Prompt: Report every line in the listing below where the string "sorteren" shows up.

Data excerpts
-*-*-

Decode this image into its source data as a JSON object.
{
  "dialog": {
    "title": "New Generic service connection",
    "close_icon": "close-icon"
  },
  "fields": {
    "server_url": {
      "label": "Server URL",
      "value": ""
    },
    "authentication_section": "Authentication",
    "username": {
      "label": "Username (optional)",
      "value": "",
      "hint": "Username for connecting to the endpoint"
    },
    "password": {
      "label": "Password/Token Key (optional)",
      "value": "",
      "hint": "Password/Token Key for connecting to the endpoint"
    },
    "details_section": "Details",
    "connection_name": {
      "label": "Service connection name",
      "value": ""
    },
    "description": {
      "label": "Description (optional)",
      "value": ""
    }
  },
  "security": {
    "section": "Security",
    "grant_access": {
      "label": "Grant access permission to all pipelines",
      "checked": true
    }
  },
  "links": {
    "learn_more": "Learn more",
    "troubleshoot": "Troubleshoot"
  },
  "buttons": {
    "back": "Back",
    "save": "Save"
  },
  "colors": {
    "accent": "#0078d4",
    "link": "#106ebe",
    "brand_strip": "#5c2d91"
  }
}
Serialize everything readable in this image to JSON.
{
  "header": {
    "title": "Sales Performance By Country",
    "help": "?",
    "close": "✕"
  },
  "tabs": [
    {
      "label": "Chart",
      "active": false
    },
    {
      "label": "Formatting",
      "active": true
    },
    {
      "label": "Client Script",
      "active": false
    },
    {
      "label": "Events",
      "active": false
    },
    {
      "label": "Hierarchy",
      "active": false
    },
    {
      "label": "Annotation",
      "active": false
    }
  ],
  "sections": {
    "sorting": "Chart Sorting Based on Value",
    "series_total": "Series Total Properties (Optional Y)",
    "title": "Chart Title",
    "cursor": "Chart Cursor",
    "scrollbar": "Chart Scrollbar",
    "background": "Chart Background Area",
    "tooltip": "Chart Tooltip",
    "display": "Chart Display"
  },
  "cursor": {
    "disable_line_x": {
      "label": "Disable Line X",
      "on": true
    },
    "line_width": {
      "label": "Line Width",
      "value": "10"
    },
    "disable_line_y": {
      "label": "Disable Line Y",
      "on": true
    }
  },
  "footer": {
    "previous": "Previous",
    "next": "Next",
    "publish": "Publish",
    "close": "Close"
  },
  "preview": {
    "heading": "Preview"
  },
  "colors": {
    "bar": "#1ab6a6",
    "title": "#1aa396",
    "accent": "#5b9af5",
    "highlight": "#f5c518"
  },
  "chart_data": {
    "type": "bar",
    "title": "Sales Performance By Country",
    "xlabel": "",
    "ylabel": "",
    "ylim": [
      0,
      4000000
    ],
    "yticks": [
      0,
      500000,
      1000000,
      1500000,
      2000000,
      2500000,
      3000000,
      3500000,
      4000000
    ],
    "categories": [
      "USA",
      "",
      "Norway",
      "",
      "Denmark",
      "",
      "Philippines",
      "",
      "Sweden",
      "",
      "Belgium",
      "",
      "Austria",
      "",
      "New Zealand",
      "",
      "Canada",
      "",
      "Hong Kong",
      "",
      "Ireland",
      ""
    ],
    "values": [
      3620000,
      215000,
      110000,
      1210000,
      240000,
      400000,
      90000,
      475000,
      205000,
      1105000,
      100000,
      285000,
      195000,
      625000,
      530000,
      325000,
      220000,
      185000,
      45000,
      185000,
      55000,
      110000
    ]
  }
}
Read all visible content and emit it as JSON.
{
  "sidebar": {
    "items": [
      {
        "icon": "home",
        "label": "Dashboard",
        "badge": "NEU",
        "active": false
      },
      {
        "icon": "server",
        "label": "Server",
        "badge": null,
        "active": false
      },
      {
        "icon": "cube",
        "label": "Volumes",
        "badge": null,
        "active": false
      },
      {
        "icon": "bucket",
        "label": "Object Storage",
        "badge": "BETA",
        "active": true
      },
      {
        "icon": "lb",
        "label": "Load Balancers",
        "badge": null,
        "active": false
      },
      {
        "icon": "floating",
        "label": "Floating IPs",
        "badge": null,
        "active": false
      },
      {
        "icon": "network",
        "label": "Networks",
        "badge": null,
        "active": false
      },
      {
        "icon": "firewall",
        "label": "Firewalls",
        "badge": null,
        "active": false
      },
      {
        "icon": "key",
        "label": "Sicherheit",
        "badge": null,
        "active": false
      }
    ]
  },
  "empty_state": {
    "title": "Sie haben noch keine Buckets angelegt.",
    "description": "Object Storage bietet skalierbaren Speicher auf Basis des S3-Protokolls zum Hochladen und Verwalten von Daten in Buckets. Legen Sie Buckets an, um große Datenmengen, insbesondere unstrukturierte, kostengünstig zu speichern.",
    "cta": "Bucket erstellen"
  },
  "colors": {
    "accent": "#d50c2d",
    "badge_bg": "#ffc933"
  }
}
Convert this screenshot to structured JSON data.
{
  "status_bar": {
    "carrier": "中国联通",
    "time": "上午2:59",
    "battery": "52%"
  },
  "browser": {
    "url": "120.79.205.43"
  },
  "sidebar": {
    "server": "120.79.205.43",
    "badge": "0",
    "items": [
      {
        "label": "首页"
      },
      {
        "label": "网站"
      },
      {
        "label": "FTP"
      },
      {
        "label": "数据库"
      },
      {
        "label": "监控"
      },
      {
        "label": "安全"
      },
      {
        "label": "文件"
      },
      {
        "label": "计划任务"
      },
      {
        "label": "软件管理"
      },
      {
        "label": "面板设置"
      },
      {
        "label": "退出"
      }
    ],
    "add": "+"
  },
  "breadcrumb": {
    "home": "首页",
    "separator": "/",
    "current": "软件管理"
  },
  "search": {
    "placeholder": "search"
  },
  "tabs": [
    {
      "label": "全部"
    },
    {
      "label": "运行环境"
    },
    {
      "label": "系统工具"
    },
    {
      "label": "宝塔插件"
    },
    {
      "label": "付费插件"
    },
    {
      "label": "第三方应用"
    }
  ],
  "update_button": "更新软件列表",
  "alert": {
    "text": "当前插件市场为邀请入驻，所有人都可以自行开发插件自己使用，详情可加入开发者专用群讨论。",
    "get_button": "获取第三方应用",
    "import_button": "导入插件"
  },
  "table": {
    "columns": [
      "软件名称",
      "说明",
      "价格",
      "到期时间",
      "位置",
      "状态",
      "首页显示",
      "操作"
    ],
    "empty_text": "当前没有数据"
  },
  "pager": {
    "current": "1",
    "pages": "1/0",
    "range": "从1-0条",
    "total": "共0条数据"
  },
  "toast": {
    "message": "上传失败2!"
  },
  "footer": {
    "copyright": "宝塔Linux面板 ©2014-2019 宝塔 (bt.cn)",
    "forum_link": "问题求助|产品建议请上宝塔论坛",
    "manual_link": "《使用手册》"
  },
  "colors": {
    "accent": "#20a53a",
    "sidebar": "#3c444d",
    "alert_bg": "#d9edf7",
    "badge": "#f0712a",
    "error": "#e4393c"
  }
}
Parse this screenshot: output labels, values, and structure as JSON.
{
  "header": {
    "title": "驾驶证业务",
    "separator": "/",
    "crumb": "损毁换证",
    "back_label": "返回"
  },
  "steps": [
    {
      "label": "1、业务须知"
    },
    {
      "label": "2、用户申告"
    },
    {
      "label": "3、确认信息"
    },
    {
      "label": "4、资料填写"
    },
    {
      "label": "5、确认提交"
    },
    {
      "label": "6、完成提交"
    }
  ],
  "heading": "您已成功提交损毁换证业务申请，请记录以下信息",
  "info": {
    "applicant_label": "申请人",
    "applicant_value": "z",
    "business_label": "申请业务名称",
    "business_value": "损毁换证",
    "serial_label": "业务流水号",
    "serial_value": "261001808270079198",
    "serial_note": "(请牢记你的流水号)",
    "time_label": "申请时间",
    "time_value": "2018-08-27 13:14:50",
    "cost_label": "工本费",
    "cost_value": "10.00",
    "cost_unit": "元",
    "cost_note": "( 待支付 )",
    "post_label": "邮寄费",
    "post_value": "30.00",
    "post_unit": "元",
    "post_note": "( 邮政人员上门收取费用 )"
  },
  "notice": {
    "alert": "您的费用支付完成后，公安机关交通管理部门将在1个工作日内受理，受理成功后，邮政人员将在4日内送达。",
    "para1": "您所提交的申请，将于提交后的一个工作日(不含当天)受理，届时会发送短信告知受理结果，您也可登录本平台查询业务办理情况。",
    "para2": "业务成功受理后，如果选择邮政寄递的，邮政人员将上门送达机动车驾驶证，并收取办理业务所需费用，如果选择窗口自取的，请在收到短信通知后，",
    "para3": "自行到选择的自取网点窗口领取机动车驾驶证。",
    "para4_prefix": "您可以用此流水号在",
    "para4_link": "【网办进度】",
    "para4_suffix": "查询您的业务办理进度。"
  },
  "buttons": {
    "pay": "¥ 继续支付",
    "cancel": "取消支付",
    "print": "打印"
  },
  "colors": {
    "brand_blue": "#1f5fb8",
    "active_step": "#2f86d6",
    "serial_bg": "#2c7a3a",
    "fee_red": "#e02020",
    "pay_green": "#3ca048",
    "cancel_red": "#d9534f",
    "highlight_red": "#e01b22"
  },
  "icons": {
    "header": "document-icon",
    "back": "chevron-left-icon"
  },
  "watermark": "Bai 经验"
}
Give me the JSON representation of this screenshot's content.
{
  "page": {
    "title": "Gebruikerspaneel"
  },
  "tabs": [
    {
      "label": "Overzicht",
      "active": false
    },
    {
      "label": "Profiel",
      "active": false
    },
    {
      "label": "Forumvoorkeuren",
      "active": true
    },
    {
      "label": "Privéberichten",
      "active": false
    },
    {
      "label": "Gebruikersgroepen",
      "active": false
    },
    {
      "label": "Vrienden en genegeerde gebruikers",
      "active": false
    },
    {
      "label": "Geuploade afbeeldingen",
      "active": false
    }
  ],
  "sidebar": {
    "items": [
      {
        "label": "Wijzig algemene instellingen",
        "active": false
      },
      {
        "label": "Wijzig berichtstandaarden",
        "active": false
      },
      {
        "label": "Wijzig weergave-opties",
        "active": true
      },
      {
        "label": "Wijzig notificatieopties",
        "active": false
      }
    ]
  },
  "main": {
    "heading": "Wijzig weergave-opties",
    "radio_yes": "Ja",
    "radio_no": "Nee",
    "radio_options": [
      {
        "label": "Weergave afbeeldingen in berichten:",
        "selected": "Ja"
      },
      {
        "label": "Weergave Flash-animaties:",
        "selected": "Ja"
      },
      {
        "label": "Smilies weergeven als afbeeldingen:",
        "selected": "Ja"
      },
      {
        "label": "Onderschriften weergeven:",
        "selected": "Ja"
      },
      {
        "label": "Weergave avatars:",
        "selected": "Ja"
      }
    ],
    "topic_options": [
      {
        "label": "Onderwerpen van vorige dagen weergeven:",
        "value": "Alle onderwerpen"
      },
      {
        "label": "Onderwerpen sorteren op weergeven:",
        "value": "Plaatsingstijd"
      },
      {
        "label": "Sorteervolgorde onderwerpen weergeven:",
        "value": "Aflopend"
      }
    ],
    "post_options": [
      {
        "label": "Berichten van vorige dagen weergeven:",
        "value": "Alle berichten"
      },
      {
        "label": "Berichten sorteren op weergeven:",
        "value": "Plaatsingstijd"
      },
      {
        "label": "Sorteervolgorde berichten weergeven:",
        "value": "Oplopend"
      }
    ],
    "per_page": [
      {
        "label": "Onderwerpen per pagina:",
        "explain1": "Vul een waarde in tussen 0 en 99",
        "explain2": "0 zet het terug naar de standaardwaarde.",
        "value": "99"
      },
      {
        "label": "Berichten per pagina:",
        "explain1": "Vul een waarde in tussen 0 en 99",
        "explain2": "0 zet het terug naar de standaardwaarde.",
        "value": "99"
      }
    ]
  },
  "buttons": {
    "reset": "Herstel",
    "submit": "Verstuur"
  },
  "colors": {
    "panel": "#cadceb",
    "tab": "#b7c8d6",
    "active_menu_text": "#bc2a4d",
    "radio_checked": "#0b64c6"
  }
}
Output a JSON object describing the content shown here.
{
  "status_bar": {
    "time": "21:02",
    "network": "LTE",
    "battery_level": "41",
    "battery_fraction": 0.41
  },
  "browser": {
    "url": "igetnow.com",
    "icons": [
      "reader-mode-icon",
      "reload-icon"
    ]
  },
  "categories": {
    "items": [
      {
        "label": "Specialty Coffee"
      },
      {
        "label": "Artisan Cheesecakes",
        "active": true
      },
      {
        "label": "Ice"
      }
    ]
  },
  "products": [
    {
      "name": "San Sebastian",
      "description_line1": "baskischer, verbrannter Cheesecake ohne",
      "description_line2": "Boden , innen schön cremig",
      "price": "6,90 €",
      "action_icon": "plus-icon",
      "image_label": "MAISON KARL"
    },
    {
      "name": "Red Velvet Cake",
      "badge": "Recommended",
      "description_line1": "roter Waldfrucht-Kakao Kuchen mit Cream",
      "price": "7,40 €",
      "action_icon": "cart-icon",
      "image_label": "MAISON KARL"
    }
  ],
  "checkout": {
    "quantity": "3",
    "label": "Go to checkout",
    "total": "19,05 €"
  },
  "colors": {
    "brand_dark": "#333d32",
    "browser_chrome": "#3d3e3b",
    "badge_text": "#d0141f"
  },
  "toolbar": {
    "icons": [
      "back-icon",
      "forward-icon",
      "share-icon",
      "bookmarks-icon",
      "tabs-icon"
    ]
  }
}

-*-*-

Solution below:
        "label": "Onderwerpen sorteren op weergeven:",
        "label": "Berichten sorteren op weergeven:",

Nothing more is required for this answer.